Instruction: Please count how many lines of the records below contain the string "subtitle", treating case as significant, and reply with only that number.

Region boundary data
• • • •
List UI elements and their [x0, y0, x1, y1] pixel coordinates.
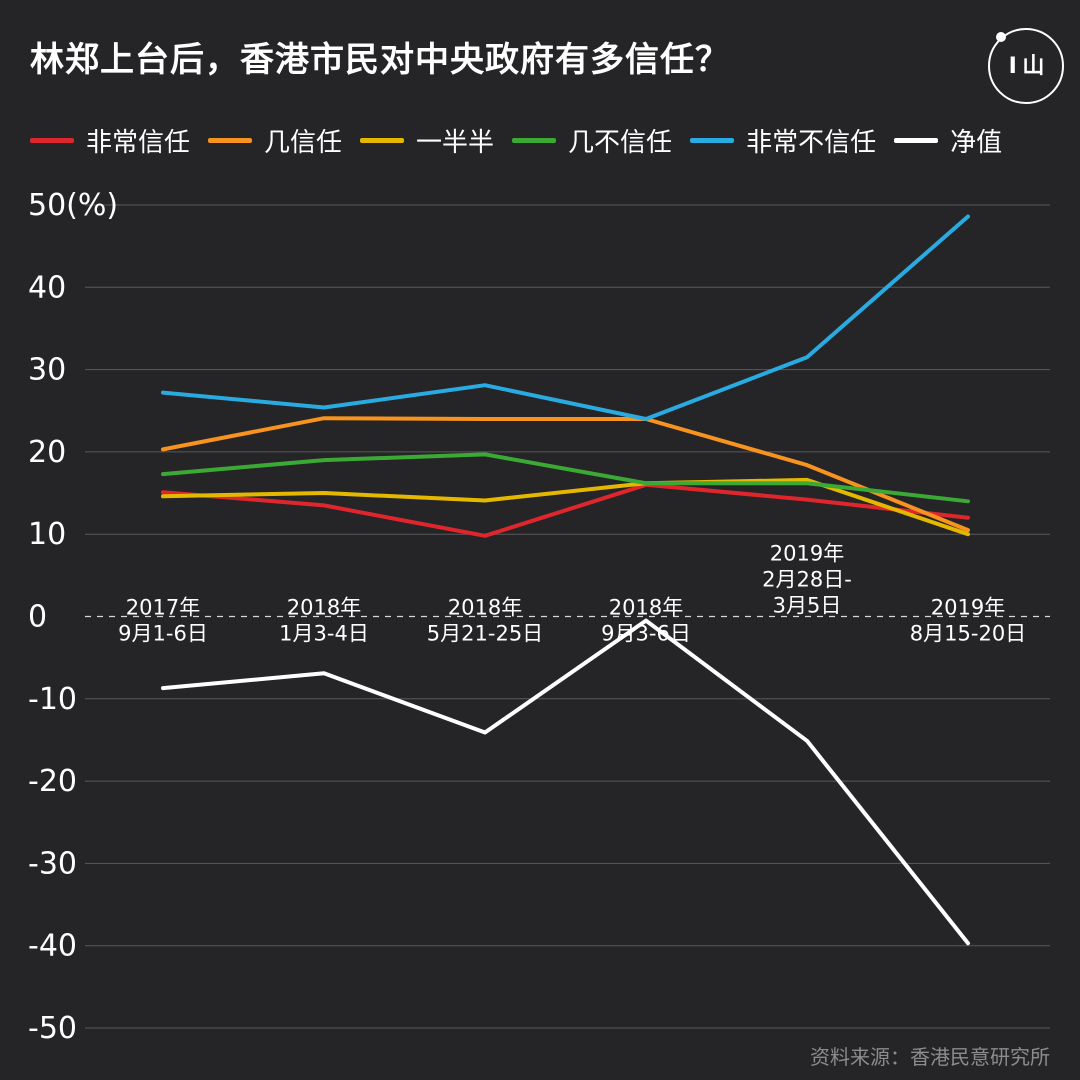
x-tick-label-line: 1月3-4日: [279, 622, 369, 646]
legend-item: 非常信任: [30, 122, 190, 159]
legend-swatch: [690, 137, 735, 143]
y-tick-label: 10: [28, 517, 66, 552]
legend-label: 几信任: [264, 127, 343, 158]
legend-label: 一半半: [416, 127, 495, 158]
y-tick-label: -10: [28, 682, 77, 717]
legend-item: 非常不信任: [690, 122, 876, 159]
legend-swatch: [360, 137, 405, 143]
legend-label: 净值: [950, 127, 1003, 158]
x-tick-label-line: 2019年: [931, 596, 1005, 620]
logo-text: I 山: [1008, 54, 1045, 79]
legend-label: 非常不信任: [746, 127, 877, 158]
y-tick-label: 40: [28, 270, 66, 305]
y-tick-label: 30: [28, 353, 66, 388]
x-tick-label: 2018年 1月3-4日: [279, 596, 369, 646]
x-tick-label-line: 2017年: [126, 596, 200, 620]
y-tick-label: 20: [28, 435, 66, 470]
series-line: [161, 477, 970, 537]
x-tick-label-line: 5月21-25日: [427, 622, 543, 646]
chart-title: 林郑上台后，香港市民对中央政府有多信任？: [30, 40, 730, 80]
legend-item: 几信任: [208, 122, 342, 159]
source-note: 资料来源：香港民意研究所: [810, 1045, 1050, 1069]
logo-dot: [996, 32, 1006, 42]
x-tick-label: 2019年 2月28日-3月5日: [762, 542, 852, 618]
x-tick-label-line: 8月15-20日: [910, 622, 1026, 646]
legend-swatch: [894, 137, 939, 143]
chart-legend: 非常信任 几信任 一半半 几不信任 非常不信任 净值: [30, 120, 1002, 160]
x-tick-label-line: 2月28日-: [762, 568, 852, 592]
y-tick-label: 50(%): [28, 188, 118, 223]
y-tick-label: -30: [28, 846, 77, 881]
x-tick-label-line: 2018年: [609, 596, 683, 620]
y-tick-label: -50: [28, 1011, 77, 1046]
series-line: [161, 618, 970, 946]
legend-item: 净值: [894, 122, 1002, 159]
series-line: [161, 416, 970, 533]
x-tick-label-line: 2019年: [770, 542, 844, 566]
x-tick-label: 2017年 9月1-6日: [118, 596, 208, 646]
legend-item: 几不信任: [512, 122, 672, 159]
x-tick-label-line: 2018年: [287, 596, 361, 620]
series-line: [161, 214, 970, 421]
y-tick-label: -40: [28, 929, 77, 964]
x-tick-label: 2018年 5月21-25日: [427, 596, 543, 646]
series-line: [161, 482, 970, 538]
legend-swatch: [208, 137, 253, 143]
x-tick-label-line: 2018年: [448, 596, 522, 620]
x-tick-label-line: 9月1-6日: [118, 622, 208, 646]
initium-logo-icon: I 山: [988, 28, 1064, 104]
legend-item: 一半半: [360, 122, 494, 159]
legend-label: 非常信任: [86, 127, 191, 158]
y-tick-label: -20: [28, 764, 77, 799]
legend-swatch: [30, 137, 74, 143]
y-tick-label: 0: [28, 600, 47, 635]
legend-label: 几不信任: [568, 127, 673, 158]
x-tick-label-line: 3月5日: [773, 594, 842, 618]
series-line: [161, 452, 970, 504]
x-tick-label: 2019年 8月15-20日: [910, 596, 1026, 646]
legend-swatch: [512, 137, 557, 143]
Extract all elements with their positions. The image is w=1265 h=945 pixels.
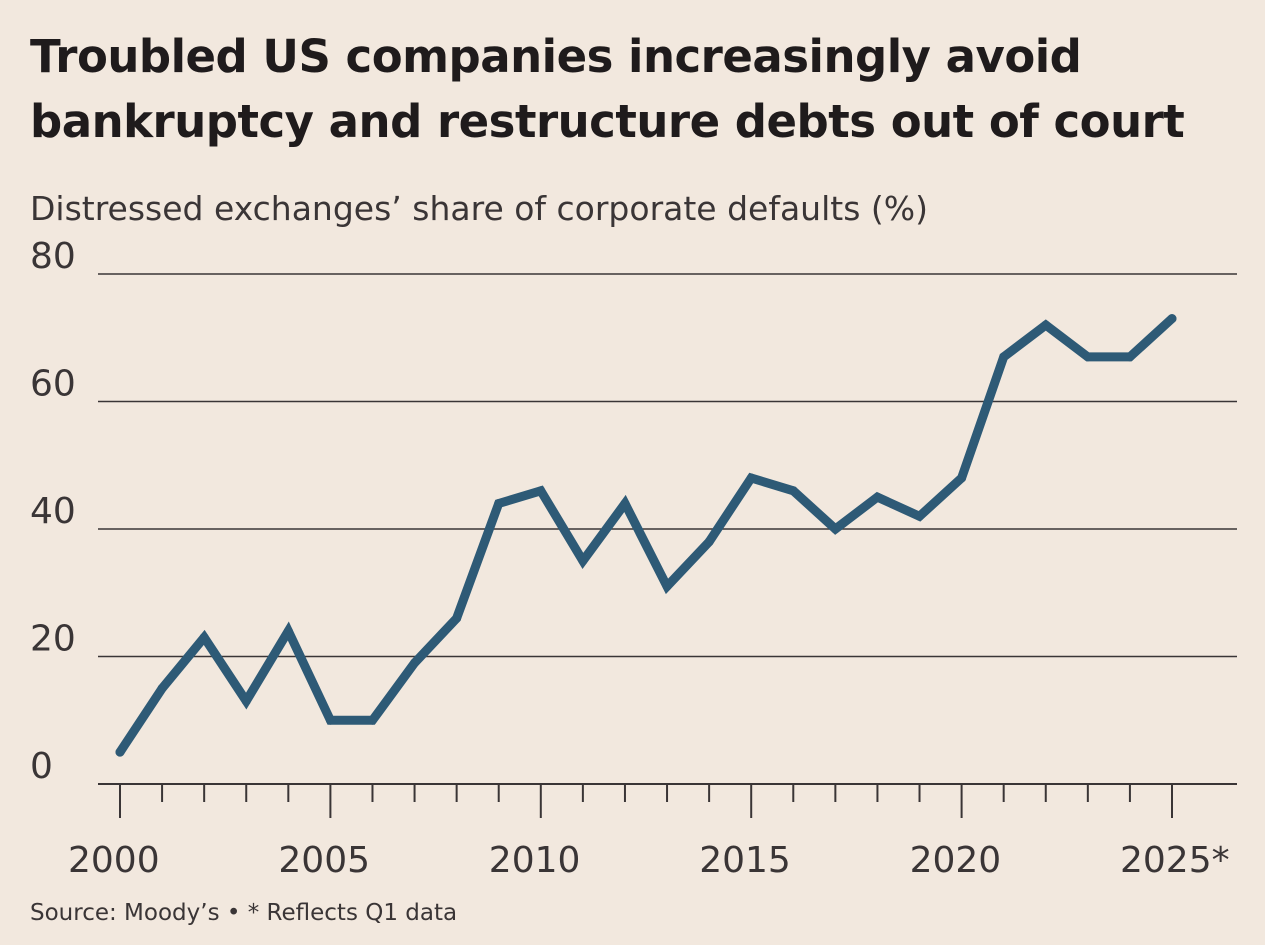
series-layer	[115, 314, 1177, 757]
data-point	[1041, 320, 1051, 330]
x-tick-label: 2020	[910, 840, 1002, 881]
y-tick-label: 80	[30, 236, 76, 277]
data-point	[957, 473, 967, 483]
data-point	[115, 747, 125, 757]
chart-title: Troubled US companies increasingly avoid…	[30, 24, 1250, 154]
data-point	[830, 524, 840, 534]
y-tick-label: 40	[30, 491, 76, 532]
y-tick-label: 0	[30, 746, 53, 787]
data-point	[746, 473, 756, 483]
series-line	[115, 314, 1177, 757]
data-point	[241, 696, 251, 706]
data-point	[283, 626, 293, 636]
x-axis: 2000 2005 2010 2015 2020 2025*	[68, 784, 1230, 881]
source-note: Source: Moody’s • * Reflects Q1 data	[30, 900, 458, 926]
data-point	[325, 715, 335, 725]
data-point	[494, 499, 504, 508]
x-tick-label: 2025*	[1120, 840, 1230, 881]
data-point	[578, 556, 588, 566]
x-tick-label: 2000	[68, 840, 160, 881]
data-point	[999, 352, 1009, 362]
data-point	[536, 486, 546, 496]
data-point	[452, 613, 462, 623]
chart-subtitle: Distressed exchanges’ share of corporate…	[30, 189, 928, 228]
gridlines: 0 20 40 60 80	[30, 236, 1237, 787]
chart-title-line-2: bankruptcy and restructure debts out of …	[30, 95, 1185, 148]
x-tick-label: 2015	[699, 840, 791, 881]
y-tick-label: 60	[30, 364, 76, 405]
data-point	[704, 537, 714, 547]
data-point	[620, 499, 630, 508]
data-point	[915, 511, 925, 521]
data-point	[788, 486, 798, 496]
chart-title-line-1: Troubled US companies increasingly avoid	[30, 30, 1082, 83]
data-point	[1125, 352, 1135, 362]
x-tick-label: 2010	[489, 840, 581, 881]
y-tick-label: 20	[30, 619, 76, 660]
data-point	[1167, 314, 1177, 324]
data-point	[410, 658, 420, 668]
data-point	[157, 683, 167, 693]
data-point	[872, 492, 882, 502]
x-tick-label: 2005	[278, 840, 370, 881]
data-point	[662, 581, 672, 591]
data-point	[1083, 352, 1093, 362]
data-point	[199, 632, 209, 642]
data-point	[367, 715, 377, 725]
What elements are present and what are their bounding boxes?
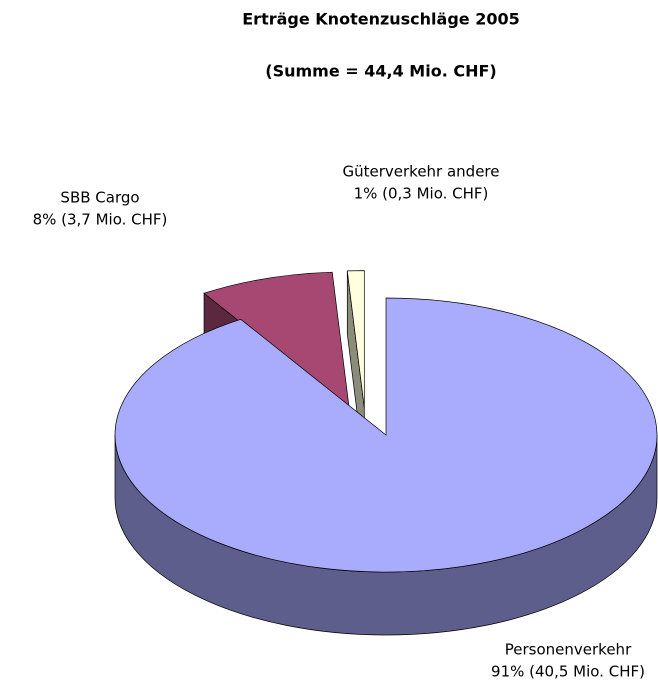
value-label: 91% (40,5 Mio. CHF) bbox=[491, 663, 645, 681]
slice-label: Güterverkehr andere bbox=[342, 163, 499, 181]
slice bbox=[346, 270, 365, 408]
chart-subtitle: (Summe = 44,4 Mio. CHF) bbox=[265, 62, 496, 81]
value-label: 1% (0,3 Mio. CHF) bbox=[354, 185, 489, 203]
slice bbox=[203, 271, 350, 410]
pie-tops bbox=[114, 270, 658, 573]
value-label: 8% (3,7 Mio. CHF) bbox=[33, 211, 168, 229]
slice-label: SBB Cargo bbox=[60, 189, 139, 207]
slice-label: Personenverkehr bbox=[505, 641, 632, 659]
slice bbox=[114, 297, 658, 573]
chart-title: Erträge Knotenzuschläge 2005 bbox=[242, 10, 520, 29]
• • • •
Result: 2